# GOAL OF THE EXERCISE:
What is the number of lines in the data holding the word "JSON"? Give that number by itself.

Dataset items:
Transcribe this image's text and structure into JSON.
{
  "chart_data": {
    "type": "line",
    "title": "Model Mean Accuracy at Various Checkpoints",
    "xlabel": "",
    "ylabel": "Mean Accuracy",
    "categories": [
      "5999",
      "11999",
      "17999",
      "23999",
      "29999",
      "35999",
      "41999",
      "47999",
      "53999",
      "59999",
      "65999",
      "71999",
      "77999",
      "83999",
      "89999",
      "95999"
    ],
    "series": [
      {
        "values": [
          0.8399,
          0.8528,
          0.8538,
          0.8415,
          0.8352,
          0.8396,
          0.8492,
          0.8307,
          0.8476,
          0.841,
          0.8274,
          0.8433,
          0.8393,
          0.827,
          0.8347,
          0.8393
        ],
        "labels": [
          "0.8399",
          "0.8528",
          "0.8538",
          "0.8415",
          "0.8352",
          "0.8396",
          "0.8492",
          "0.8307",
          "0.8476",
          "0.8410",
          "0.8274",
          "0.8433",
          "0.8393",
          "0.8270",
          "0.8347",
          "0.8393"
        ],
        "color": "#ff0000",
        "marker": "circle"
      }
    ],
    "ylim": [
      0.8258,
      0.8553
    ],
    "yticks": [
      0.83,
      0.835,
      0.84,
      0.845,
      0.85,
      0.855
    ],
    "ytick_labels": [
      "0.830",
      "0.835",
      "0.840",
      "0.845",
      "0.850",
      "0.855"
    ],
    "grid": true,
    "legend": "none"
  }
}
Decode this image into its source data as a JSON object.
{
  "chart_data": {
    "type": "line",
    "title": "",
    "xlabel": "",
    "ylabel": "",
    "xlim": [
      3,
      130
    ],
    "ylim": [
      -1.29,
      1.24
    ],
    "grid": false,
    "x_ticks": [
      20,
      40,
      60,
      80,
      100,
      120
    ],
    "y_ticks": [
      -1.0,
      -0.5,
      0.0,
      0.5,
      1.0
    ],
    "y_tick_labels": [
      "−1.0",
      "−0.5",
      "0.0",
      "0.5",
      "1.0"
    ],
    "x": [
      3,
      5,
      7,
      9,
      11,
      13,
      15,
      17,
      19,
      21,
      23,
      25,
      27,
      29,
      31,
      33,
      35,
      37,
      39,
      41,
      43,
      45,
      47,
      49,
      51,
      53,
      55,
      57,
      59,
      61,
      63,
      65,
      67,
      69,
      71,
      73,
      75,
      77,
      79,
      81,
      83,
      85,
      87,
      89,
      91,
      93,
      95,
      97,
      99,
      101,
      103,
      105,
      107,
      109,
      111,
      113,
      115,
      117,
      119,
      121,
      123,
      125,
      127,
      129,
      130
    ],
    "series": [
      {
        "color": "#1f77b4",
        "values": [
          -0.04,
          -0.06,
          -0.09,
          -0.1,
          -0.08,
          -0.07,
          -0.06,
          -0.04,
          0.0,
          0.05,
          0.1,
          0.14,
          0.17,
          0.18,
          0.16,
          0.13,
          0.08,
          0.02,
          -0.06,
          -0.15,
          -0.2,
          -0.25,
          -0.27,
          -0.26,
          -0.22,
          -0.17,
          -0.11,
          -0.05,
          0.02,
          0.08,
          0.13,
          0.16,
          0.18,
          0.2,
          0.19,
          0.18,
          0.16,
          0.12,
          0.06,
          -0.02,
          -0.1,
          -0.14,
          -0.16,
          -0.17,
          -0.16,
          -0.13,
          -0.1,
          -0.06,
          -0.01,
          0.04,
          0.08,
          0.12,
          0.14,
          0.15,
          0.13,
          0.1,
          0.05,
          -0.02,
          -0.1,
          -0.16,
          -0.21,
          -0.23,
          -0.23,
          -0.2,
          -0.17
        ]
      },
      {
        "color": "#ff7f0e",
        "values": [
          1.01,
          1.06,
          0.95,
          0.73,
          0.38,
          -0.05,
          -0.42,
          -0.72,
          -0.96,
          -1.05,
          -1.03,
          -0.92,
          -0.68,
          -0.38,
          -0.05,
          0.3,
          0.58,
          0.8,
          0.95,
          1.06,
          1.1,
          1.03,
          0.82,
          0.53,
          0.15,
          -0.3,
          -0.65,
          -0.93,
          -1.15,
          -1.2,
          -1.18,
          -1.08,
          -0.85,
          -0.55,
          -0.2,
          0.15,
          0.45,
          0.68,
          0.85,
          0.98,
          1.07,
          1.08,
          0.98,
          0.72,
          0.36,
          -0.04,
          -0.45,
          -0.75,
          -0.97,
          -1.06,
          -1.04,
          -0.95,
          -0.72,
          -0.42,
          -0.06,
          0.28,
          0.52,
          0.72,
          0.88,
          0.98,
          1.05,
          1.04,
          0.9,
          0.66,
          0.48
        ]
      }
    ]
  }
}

# WORKED SOLUTION:
2